┌─ Data in this exercise

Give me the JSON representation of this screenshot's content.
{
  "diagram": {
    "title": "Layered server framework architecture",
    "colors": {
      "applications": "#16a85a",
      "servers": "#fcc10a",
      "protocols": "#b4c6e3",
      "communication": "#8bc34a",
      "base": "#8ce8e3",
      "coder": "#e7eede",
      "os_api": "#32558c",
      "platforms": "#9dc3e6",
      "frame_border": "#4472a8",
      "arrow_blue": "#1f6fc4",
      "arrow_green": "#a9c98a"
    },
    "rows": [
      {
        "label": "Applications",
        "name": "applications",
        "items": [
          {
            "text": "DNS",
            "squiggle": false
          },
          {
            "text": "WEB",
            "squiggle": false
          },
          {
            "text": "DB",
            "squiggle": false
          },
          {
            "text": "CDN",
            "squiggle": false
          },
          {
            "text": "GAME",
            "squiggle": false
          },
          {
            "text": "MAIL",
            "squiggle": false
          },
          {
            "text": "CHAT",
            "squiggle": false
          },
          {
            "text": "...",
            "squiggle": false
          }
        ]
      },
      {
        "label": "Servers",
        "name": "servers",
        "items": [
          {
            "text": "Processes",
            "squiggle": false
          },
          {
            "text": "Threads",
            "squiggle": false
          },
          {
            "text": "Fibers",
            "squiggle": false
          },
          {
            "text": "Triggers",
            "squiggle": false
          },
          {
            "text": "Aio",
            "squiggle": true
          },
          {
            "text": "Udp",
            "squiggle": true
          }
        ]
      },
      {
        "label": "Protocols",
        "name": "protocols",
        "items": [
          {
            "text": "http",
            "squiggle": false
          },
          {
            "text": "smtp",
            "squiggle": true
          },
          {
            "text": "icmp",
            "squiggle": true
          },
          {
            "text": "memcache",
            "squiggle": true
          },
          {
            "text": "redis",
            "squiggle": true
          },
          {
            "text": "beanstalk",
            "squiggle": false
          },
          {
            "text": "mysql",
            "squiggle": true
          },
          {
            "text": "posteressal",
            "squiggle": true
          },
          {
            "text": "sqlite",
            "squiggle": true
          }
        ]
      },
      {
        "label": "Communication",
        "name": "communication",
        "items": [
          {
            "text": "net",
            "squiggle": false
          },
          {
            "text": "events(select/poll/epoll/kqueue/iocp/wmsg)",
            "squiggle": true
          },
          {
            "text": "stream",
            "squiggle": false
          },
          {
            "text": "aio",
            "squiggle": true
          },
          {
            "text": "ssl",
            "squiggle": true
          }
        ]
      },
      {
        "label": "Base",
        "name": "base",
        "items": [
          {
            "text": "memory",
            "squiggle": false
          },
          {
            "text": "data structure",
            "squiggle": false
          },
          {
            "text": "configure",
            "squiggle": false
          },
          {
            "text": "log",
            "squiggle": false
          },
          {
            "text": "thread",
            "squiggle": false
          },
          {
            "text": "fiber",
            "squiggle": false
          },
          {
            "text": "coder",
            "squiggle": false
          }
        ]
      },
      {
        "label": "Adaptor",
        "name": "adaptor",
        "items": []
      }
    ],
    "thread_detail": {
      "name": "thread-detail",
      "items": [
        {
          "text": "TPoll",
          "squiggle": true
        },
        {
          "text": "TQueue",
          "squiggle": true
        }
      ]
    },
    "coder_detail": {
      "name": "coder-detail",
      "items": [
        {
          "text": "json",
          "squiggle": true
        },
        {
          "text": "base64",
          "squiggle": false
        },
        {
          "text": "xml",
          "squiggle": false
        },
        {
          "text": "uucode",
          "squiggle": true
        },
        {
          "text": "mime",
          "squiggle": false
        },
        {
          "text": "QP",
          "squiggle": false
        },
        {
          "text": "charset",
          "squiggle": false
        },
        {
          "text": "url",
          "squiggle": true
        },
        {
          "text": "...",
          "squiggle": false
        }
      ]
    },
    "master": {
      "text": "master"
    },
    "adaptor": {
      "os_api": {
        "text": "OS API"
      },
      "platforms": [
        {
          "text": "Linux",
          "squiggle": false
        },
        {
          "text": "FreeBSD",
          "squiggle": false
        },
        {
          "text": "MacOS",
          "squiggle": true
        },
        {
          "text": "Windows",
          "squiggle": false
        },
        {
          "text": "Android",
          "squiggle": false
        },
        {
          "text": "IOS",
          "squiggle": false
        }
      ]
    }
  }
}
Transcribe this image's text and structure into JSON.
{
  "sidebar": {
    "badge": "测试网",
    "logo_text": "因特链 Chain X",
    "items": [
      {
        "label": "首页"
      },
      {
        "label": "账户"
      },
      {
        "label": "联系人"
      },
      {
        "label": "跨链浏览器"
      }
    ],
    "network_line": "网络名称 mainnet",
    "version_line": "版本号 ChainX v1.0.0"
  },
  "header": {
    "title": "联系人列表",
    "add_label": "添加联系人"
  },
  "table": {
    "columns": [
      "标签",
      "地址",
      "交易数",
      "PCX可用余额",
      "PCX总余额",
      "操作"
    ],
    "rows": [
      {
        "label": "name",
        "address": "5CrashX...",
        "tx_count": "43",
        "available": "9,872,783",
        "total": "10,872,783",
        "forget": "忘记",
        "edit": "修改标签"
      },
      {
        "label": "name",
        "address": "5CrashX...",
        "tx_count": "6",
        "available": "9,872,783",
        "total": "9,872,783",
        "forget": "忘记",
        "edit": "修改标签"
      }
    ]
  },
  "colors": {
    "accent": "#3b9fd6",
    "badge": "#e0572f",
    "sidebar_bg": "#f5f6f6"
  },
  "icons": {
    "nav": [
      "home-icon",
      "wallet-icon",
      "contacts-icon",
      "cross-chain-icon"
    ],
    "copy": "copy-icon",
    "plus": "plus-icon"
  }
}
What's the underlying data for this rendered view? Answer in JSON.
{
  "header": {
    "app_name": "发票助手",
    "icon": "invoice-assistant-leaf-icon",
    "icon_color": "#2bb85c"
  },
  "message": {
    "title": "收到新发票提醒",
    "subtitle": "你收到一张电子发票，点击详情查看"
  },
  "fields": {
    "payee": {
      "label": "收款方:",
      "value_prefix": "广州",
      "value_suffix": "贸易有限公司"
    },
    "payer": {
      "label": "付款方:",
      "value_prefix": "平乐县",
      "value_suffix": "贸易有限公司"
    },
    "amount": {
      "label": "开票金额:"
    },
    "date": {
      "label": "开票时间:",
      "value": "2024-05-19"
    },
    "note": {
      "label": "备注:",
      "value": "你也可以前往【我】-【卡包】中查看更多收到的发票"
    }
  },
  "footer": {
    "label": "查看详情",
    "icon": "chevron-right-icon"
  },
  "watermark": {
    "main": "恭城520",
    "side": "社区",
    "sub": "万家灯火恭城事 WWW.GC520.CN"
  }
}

└─

● **Problem to solve**:
Your task is to return the full listing exactly as it was given.

● **Solution to this problem**:
Give me the JSON representation of this screenshot's content.
{
  "diagram": {
    "title": "Layered server framework architecture",
    "colors": {
      "applications": "#16a85a",
      "servers": "#fcc10a",
      "protocols": "#b4c6e3",
      "communication": "#8bc34a",
      "base": "#8ce8e3",
      "coder": "#e7eede",
      "os_api": "#32558c",
      "platforms": "#9dc3e6",
      "frame_border": "#4472a8",
      "arrow_blue": "#1f6fc4",
      "arrow_green": "#a9c98a"
    },
    "rows": [
      {
        "label": "Applications",
        "name": "applications",
        "items": [
          {
            "text": "DNS",
            "squiggle": false
          },
          {
            "text": "WEB",
            "squiggle": false
          },
          {
            "text": "DB",
            "squiggle": false
          },
          {
            "text": "CDN",
            "squiggle": false
          },
          {
            "text": "GAME",
            "squiggle": false
          },
          {
            "text": "MAIL",
            "squiggle": false
          },
          {
            "text": "CHAT",
            "squiggle": false
          },
          {
            "text": "...",
            "squiggle": false
          }
        ]
      },
      {
        "label": "Servers",
        "name": "servers",
        "items": [
          {
            "text": "Processes",
            "squiggle": false
          },
          {
            "text": "Threads",
            "squiggle": false
          },
          {
            "text": "Fibers",
            "squiggle": false
          },
          {
            "text": "Triggers",
            "squiggle": false
          },
          {
            "text": "Aio",
            "squiggle": true
          },
          {
            "text": "Udp",
            "squiggle": true
          }
        ]
      },
      {
        "label": "Protocols",
        "name": "protocols",
        "items": [
          {
            "text": "http",
            "squiggle": false
          },
          {
            "text": "smtp",
            "squiggle": true
          },
          {
            "text": "icmp",
            "squiggle": true
          },
          {
            "text": "memcache",
            "squiggle": true
          },
          {
            "text": "redis",
            "squiggle": true
          },
          {
            "text": "beanstalk",
            "squiggle": false
          },
          {
            "text": "mysql",
            "squiggle": true
          },
          {
            "text": "posteressal",
            "squiggle": true
          },
          {
            "text": "sqlite",
            "squiggle": true
          }
        ]
      },
      {
        "label": "Communication",
        "name": "communication",
        "items": [
          {
            "text": "net",
            "squiggle": false
          },
          {
            "text": "events(select/poll/epoll/kqueue/iocp/wmsg)",
            "squiggle": true
          },
          {
            "text": "stream",
            "squiggle": false
          },
          {
            "text": "aio",
            "squiggle": true
          },
          {
            "text": "ssl",
            "squiggle": true
          }
        ]
      },
      {
        "label": "Base",
        "name": "base",
        "items": [
          {
            "text": "memory",
            "squiggle": false
          },
          {
            "text": "data structure",
            "squiggle": false
          },
          {
            "text": "configure",
            "squiggle": false
          },
          {
            "text": "log",
            "squiggle": false
          },
          {
            "text": "thread",
            "squiggle": false
          },
          {
            "text": "fiber",
            "squiggle": false
          },
          {
            "text": "coder",
            "squiggle": false
          }
        ]
      },
      {
        "label": "Adaptor",
        "name": "adaptor",
        "items": []
      }
    ],
    "thread_detail": {
      "name": "thread-detail",
      "items": [
        {
          "text": "TPoll",
          "squiggle": true
        },
        {
          "text": "TQueue",
          "squiggle": true
        }
      ]
    },
    "coder_detail": {
      "name": "coder-detail",
      "items": [
        {
          "text": "json",
          "squiggle": true
        },
        {
          "text": "base64",
          "squiggle": false
        },
        {
          "text": "xml",
          "squiggle": false
        },
        {
          "text": "uucode",
          "squiggle": true
        },
        {
          "text": "mime",
          "squiggle": false
        },
        {
          "text": "QP",
          "squiggle": false
        },
        {
          "text": "charset",
          "squiggle": false
        },
        {
          "text": "url",
          "squiggle": true
        },
        {
          "text": "...",
          "squiggle": false
        }
      ]
    },
    "master": {
      "text": "master"
    },
    "adaptor": {
      "os_api": {
        "text": "OS API"
      },
      "platforms": [
        {
          "text": "Linux",
          "squiggle": false
        },
        {
          "text": "FreeBSD",
          "squiggle": false
        },
        {
          "text": "MacOS",
          "squiggle": true
        },
        {
          "text": "Windows",
          "squiggle": false
        },
        {
          "text": "Android",
          "squiggle": false
        },
        {
          "text": "IOS",
          "squiggle": false
        }
      ]
    }
  }
}
Transcribe this image's text and structure into JSON.
{
  "sidebar": {
    "badge": "测试网",
    "logo_text": "因特链 Chain X",
    "items": [
      {
        "label": "首页"
      },
      {
        "label": "账户"
      },
      {
        "label": "联系人"
      },
      {
        "label": "跨链浏览器"
      }
    ],
    "network_line": "网络名称 mainnet",
    "version_line": "版本号 ChainX v1.0.0"
  },
  "header": {
    "title": "联系人列表",
    "add_label": "添加联系人"
  },
  "table": {
    "columns": [
      "标签",
      "地址",
      "交易数",
      "PCX可用余额",
      "PCX总余额",
      "操作"
    ],
    "rows": [
      {
        "label": "name",
        "address": "5CrashX...",
        "tx_count": "43",
        "available": "9,872,783",
        "total": "10,872,783",
        "forget": "忘记",
        "edit": "修改标签"
      },
      {
        "label": "name",
        "address": "5CrashX...",
        "tx_count": "6",
        "available": "9,872,783",
        "total": "9,872,783",
        "forget": "忘记",
        "edit": "修改标签"
      }
    ]
  },
  "colors": {
    "accent": "#3b9fd6",
    "badge": "#e0572f",
    "sidebar_bg": "#f5f6f6"
  },
  "icons": {
    "nav": [
      "home-icon",
      "wallet-icon",
      "contacts-icon",
      "cross-chain-icon"
    ],
    "copy": "copy-icon",
    "plus": "plus-icon"
  }
}
What's the underlying data for this rendered view? Answer in JSON.
{
  "header": {
    "app_name": "发票助手",
    "icon": "invoice-assistant-leaf-icon",
    "icon_color": "#2bb85c"
  },
  "message": {
    "title": "收到新发票提醒",
    "subtitle": "你收到一张电子发票，点击详情查看"
  },
  "fields": {
    "payee": {
      "label": "收款方:",
      "value_prefix": "广州",
      "value_suffix": "贸易有限公司"
    },
    "payer": {
      "label": "付款方:",
      "value_prefix": "平乐县",
      "value_suffix": "贸易有限公司"
    },
    "amount": {
      "label": "开票金额:"
    },
    "date": {
      "label": "开票时间:",
      "value": "2024-05-19"
    },
    "note": {
      "label": "备注:",
      "value": "你也可以前往【我】-【卡包】中查看更多收到的发票"
    }
  },
  "footer": {
    "label": "查看详情",
    "icon": "chevron-right-icon"
  },
  "watermark": {
    "main": "恭城520",
    "side": "社区",
    "sub": "万家灯火恭城事 WWW.GC520.CN"
  }
}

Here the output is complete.